In the data below, find every line with the string "Create" and pull it out.
=======
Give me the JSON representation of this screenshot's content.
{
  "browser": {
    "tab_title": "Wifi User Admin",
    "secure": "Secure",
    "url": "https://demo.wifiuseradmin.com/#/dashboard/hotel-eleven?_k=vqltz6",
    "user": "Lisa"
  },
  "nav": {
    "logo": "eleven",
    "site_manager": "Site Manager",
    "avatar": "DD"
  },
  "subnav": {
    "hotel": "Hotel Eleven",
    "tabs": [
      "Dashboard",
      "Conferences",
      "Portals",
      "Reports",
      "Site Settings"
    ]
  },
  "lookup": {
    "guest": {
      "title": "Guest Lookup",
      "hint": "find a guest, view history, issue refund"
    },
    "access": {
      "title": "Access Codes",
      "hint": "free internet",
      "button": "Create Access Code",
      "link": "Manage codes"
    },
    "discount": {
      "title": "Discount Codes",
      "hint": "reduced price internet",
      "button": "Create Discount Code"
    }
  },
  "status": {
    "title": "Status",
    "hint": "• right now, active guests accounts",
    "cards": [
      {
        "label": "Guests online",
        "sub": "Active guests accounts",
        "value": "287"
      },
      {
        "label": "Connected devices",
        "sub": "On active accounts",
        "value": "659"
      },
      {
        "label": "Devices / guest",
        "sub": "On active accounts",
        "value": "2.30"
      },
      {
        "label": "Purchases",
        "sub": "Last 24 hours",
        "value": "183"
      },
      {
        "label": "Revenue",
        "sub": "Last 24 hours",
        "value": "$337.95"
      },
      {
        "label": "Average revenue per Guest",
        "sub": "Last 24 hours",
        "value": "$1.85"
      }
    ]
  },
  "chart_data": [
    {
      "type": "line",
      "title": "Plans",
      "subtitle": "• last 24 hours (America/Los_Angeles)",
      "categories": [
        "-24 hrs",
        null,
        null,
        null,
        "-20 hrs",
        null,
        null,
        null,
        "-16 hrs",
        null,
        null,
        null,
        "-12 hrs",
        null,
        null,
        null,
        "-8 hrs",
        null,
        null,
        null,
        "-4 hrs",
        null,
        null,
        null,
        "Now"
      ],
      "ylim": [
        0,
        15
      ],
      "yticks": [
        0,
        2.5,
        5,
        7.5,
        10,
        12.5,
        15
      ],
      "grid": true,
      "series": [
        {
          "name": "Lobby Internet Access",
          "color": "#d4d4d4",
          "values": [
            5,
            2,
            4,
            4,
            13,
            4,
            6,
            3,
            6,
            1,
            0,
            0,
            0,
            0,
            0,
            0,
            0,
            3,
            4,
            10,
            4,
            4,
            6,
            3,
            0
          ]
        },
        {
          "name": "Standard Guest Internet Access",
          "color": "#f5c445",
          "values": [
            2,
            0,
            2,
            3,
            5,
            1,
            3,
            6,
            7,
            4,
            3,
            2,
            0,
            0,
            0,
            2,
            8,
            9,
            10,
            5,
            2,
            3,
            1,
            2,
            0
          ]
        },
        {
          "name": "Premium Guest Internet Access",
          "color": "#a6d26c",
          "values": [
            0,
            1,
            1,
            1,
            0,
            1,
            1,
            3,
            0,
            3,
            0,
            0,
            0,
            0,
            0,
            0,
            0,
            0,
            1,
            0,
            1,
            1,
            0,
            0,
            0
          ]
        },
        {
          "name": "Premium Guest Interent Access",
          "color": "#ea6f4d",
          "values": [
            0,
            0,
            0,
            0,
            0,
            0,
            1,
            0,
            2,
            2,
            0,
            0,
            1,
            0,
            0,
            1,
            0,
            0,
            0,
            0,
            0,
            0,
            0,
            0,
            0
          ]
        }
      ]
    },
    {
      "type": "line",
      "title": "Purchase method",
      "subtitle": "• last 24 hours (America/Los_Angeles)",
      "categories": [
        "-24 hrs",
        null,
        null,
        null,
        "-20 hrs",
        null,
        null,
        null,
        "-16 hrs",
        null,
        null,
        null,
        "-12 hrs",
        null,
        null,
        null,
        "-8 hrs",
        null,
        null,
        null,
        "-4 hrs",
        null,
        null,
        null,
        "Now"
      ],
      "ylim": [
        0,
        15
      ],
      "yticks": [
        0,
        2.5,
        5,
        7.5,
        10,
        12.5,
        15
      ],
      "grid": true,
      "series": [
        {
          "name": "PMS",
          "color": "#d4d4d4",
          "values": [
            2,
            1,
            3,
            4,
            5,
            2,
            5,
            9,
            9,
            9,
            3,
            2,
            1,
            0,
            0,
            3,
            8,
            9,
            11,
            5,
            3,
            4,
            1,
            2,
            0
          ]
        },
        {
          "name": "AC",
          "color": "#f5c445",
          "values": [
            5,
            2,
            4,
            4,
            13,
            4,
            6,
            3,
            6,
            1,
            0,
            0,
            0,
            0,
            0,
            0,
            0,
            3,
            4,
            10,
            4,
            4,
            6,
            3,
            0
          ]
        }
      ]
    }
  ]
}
=======
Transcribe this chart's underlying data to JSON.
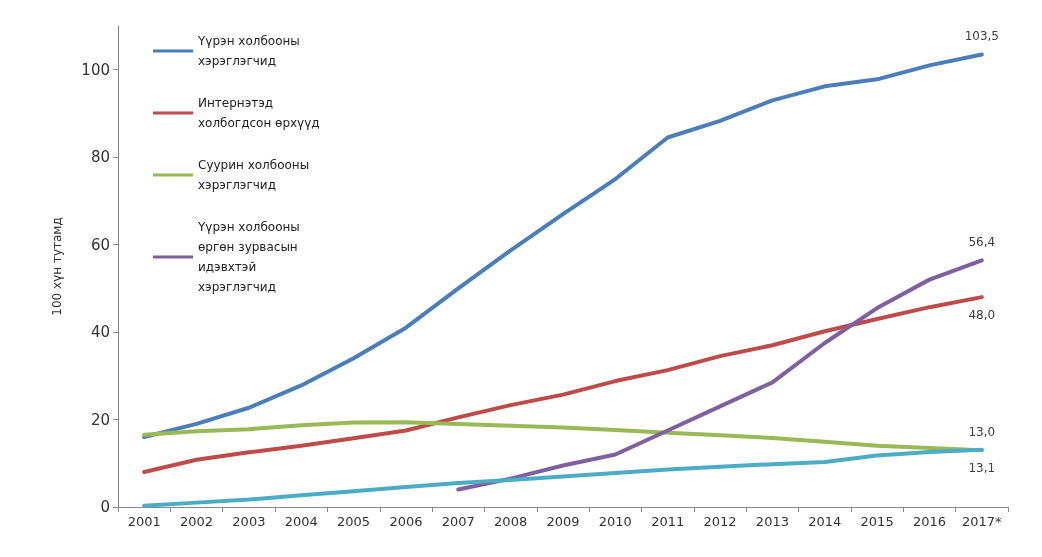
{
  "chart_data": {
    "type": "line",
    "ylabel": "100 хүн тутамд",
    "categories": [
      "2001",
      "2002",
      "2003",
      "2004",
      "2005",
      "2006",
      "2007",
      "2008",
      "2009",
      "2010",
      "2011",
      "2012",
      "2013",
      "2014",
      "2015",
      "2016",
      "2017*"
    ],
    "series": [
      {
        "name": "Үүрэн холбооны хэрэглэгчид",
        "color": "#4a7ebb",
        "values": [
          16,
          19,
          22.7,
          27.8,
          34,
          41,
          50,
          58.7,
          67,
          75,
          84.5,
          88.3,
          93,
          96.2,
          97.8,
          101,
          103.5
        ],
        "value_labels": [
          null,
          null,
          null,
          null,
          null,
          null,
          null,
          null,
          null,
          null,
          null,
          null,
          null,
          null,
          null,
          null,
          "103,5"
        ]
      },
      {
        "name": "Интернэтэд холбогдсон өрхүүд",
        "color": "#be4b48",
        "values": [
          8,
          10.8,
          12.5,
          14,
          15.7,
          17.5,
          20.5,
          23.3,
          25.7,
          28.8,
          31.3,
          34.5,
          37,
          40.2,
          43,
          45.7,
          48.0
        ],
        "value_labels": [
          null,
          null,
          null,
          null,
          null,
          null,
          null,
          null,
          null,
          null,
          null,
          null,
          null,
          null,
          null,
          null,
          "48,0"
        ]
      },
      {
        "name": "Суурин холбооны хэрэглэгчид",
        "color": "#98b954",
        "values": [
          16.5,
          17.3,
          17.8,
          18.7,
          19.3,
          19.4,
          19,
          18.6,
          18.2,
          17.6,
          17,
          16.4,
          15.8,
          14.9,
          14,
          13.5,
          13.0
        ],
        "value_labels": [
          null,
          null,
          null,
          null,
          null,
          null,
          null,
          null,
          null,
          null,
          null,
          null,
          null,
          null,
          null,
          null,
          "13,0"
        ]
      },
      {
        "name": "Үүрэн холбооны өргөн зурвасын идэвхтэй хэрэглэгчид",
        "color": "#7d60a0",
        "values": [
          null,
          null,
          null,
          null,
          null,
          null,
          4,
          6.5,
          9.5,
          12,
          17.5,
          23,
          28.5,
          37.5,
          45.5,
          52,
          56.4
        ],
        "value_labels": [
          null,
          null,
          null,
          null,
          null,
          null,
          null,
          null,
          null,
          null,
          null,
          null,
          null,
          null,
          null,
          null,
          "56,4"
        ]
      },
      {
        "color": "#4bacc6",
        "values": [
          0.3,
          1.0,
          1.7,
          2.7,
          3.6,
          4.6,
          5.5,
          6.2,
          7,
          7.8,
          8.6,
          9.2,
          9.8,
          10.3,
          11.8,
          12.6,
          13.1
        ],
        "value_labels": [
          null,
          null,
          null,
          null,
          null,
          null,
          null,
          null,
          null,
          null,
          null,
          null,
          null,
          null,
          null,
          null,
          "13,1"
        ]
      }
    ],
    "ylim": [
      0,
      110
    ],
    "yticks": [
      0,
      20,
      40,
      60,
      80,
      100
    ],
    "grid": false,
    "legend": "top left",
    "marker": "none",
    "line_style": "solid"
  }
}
=======
- [FINAL RESULT]
      "button": "Create Access Code",
      "button": "Create Discount Code"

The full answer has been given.